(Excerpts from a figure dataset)

________________________

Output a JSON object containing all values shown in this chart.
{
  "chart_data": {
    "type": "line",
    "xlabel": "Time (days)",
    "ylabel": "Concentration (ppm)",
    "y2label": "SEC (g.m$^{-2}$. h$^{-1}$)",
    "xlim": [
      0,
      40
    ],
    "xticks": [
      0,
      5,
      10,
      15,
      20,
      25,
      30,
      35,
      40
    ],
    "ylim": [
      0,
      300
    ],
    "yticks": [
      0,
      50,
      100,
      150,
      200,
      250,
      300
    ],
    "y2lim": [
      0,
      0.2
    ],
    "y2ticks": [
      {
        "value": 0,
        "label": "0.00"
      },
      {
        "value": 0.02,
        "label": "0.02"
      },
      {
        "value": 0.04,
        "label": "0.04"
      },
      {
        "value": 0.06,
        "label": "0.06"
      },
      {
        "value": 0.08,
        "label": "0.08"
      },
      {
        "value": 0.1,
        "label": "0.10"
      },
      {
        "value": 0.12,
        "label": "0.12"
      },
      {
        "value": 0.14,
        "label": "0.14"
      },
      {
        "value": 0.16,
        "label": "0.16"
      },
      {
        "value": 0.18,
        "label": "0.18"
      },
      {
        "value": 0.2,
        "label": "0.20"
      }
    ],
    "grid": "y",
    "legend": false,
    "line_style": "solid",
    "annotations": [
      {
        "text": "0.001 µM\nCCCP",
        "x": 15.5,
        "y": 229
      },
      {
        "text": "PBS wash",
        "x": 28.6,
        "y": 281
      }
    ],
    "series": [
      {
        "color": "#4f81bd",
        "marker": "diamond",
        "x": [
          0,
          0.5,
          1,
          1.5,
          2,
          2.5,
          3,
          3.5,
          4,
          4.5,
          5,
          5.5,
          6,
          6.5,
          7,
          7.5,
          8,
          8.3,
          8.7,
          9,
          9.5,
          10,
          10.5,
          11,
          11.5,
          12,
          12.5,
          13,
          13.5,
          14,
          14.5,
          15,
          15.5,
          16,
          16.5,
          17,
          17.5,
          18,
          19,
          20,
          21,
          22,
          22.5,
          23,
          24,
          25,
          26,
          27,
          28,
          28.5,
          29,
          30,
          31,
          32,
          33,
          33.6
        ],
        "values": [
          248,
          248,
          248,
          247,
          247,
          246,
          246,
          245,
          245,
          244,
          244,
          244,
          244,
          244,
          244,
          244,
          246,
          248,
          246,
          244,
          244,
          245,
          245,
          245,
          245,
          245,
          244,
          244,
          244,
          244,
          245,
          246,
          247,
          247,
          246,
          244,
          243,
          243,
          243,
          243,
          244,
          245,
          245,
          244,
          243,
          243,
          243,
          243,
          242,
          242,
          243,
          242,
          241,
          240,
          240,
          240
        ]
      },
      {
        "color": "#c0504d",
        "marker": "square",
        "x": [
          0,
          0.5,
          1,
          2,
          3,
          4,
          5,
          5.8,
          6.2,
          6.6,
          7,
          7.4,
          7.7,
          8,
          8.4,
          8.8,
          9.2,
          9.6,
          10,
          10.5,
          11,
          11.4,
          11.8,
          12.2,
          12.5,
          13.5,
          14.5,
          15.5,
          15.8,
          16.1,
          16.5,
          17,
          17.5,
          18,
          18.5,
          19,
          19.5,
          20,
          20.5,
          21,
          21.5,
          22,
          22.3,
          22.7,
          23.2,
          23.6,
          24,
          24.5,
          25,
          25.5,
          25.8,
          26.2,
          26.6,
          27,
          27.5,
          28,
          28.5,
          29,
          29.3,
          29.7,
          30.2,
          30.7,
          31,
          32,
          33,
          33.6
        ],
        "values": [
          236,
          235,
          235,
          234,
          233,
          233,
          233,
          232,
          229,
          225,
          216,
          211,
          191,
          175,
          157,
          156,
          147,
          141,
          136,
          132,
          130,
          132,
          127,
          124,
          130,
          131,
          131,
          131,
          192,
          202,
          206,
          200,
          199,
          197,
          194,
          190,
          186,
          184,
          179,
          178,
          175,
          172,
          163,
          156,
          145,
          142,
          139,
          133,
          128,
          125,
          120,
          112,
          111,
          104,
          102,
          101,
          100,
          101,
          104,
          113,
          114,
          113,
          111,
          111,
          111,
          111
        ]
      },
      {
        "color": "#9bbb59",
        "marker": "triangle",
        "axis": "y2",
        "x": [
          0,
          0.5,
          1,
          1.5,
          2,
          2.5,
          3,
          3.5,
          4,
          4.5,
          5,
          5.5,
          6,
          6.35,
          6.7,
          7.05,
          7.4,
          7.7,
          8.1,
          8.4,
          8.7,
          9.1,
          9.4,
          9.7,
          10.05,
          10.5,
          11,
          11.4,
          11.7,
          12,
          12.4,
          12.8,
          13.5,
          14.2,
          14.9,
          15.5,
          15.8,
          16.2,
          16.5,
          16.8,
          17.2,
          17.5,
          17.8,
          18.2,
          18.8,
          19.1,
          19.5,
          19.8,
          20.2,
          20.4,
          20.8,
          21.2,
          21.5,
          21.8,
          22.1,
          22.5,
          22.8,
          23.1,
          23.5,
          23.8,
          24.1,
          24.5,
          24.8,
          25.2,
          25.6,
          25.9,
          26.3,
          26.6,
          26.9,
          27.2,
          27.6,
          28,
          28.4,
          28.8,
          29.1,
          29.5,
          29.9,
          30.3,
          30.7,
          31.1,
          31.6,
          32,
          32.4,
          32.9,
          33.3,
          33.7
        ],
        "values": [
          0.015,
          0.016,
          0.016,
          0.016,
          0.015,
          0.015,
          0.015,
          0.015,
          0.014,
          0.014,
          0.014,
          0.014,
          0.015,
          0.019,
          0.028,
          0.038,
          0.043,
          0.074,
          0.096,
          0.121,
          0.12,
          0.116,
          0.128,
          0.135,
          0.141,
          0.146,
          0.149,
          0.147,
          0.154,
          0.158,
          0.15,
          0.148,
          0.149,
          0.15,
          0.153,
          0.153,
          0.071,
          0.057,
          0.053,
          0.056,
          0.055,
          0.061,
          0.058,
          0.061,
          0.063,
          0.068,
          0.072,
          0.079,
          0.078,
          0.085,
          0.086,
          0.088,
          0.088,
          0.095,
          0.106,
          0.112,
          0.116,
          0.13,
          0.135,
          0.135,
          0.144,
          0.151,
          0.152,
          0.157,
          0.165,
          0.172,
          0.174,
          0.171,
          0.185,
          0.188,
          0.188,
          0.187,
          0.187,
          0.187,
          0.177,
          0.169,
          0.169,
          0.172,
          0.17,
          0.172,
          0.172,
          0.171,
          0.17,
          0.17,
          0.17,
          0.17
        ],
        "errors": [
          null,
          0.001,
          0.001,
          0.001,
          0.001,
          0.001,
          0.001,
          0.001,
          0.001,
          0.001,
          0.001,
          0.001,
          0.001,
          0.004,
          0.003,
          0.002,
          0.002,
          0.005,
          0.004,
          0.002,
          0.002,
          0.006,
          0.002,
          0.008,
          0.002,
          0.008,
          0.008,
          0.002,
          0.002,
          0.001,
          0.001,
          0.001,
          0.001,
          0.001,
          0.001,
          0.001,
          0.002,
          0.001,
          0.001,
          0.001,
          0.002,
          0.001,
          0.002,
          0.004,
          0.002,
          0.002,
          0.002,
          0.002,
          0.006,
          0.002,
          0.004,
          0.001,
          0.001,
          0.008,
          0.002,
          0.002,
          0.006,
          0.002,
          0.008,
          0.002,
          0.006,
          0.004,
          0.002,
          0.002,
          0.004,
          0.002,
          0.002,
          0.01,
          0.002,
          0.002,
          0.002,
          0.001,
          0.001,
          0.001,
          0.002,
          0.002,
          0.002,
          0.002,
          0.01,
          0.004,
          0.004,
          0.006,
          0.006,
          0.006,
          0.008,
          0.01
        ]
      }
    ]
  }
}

________________________

**Exercise description**
From the preceding material, extract every line exactly.

**Response below**
Output a JSON object containing all values shown in this chart.
{
  "chart_data": {
    "type": "line",
    "xlabel": "Time (days)",
    "ylabel": "Concentration (ppm)",
    "y2label": "SEC (g.m$^{-2}$. h$^{-1}$)",
    "xlim": [
      0,
      40
    ],
    "xticks": [
      0,
      5,
      10,
      15,
      20,
      25,
      30,
      35,
      40
    ],
    "ylim": [
      0,
      300
    ],
    "yticks": [
      0,
      50,
      100,
      150,
      200,
      250,
      300
    ],
    "y2lim": [
      0,
      0.2
    ],
    "y2ticks": [
      {
        "value": 0,
        "label": "0.00"
      },
      {
        "value": 0.02,
        "label": "0.02"
      },
      {
        "value": 0.04,
        "label": "0.04"
      },
      {
        "value": 0.06,
        "label": "0.06"
      },
      {
        "value": 0.08,
        "label": "0.08"
      },
      {
        "value": 0.1,
        "label": "0.10"
      },
      {
        "value": 0.12,
        "label": "0.12"
      },
      {
        "value": 0.14,
        "label": "0.14"
      },
      {
        "value": 0.16,
        "label": "0.16"
      },
      {
        "value": 0.18,
        "label": "0.18"
      },
      {
        "value": 0.2,
        "label": "0.20"
      }
    ],
    "grid": "y",
    "legend": false,
    "line_style": "solid",
    "annotations": [
      {
        "text": "0.001 µM\nCCCP",
        "x": 15.5,
        "y": 229
      },
      {
        "text": "PBS wash",
        "x": 28.6,
        "y": 281
      }
    ],
    "series": [
      {
        "color": "#4f81bd",
        "marker": "diamond",
        "x": [
          0,
          0.5,
          1,
          1.5,
          2,
          2.5,
          3,
          3.5,
          4,
          4.5,
          5,
          5.5,
          6,
          6.5,
          7,
          7.5,
          8,
          8.3,
          8.7,
          9,
          9.5,
          10,
          10.5,
          11,
          11.5,
          12,
          12.5,
          13,
          13.5,
          14,
          14.5,
          15,
          15.5,
          16,
          16.5,
          17,
          17.5,
          18,
          19,
          20,
          21,
          22,
          22.5,
          23,
          24,
          25,
          26,
          27,
          28,
          28.5,
          29,
          30,
          31,
          32,
          33,
          33.6
        ],
        "values": [
          248,
          248,
          248,
          247,
          247,
          246,
          246,
          245,
          245,
          244,
          244,
          244,
          244,
          244,
          244,
          244,
          246,
          248,
          246,
          244,
          244,
          245,
          245,
          245,
          245,
          245,
          244,
          244,
          244,
          244,
          245,
          246,
          247,
          247,
          246,
          244,
          243,
          243,
          243,
          243,
          244,
          245,
          245,
          244,
          243,
          243,
          243,
          243,
          242,
          242,
          243,
          242,
          241,
          240,
          240,
          240
        ]
      },
      {
        "color": "#c0504d",
        "marker": "square",
        "x": [
          0,
          0.5,
          1,
          2,
          3,
          4,
          5,
          5.8,
          6.2,
          6.6,
          7,
          7.4,
          7.7,
          8,
          8.4,
          8.8,
          9.2,
          9.6,
          10,
          10.5,
          11,
          11.4,
          11.8,
          12.2,
          12.5,
          13.5,
          14.5,
          15.5,
          15.8,
          16.1,
          16.5,
          17,
          17.5,
          18,
          18.5,
          19,
          19.5,
          20,
          20.5,
          21,
          21.5,
          22,
          22.3,
          22.7,
          23.2,
          23.6,
          24,
          24.5,
          25,
          25.5,
          25.8,
          26.2,
          26.6,
          27,
          27.5,
          28,
          28.5,
          29,
          29.3,
          29.7,
          30.2,
          30.7,
          31,
          32,
          33,
          33.6
        ],
        "values": [
          236,
          235,
          235,
          234,
          233,
          233,
          233,
          232,
          229,
          225,
          216,
          211,
          191,
          175,
          157,
          156,
          147,
          141,
          136,
          132,
          130,
          132,
          127,
          124,
          130,
          131,
          131,
          131,
          192,
          202,
          206,
          200,
          199,
          197,
          194,
          190,
          186,
          184,
          179,
          178,
          175,
          172,
          163,
          156,
          145,
          142,
          139,
          133,
          128,
          125,
          120,
          112,
          111,
          104,
          102,
          101,
          100,
          101,
          104,
          113,
          114,
          113,
          111,
          111,
          111,
          111
        ]
      },
      {
        "color": "#9bbb59",
        "marker": "triangle",
        "axis": "y2",
        "x": [
          0,
          0.5,
          1,
          1.5,
          2,
          2.5,
          3,
          3.5,
          4,
          4.5,
          5,
          5.5,
          6,
          6.35,
          6.7,
          7.05,
          7.4,
          7.7,
          8.1,
          8.4,
          8.7,
          9.1,
          9.4,
          9.7,
          10.05,
          10.5,
          11,
          11.4,
          11.7,
          12,
          12.4,
          12.8,
          13.5,
          14.2,
          14.9,
          15.5,
          15.8,
          16.2,
          16.5,
          16.8,
          17.2,
          17.5,
          17.8,
          18.2,
          18.8,
          19.1,
          19.5,
          19.8,
          20.2,
          20.4,
          20.8,
          21.2,
          21.5,
          21.8,
          22.1,
          22.5,
          22.8,
          23.1,
          23.5,
          23.8,
          24.1,
          24.5,
          24.8,
          25.2,
          25.6,
          25.9,
          26.3,
          26.6,
          26.9,
          27.2,
          27.6,
          28,
          28.4,
          28.8,
          29.1,
          29.5,
          29.9,
          30.3,
          30.7,
          31.1,
          31.6,
          32,
          32.4,
          32.9,
          33.3,
          33.7
        ],
        "values": [
          0.015,
          0.016,
          0.016,
          0.016,
          0.015,
          0.015,
          0.015,
          0.015,
          0.014,
          0.014,
          0.014,
          0.014,
          0.015,
          0.019,
          0.028,
          0.038,
          0.043,
          0.074,
          0.096,
          0.121,
          0.12,
          0.116,
          0.128,
          0.135,
          0.141,
          0.146,
          0.149,
          0.147,
          0.154,
          0.158,
          0.15,
          0.148,
          0.149,
          0.15,
          0.153,
          0.153,
          0.071,
          0.057,
          0.053,
          0.056,
          0.055,
          0.061,
          0.058,
          0.061,
          0.063,
          0.068,
          0.072,
          0.079,
          0.078,
          0.085,
          0.086,
          0.088,
          0.088,
          0.095,
          0.106,
          0.112,
          0.116,
          0.13,
          0.135,
          0.135,
          0.144,
          0.151,
          0.152,
          0.157,
          0.165,
          0.172,
          0.174,
          0.171,
          0.185,
          0.188,
          0.188,
          0.187,
          0.187,
          0.187,
          0.177,
          0.169,
          0.169,
          0.172,
          0.17,
          0.172,
          0.172,
          0.171,
          0.17,
          0.17,
          0.17,
          0.17
        ],
        "errors": [
          null,
          0.001,
          0.001,
          0.001,
          0.001,
          0.001,
          0.001,
          0.001,
          0.001,
          0.001,
          0.001,
          0.001,
          0.001,
          0.004,
          0.003,
          0.002,
          0.002,
          0.005,
          0.004,
          0.002,
          0.002,
          0.006,
          0.002,
          0.008,
          0.002,
          0.008,
          0.008,
          0.002,
          0.002,
          0.001,
          0.001,
          0.001,
          0.001,
          0.001,
          0.001,
          0.001,
          0.002,
          0.001,
          0.001,
          0.001,
          0.002,
          0.001,
          0.002,
          0.004,
          0.002,
          0.002,
          0.002,
          0.002,
          0.006,
          0.002,
          0.004,
          0.001,
          0.001,
          0.008,
          0.002,
          0.002,
          0.006,
          0.002,
          0.008,
          0.002,
          0.006,
          0.004,
          0.002,
          0.002,
          0.004,
          0.002,
          0.002,
          0.01,
          0.002,
          0.002,
          0.002,
          0.001,
          0.001,
          0.001,
          0.002,
          0.002,
          0.002,
          0.002,
          0.01,
          0.004,
          0.004,
          0.006,
          0.006,
          0.006,
          0.008,
          0.01
        ]
      }
    ]
  }
}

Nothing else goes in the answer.